To be done » Leave out the pictures and transcribe the rest of the records exactly.

------------------------------------------------------------

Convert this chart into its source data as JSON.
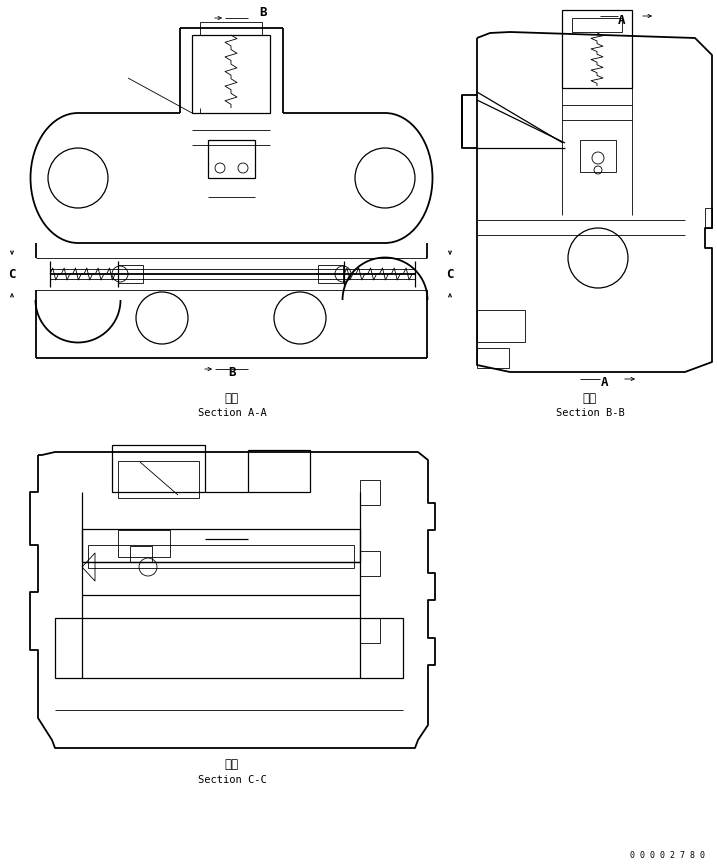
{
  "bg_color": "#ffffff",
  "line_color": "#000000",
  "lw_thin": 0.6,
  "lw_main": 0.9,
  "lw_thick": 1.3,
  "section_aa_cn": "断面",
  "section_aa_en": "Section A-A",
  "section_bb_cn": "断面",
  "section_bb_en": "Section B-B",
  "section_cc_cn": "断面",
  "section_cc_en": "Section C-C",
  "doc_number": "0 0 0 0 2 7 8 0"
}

------------------------------------------------------------

Exercise solution »
Convert this chart into its source data as JSON.
{
  "bg_color": "#ffffff",
  "line_color": "#000000",
  "lw_thin": 0.6,
  "lw_main": 0.9,
  "lw_thick": 1.3,
  "section_aa_cn": "断面",
  "section_aa_en": "Section A-A",
  "section_bb_cn": "断面",
  "section_bb_en": "Section B-B",
  "section_cc_cn": "断面",
  "section_cc_en": "Section C-C",
  "doc_number": "0 0 0 0 2 7 8 0"
}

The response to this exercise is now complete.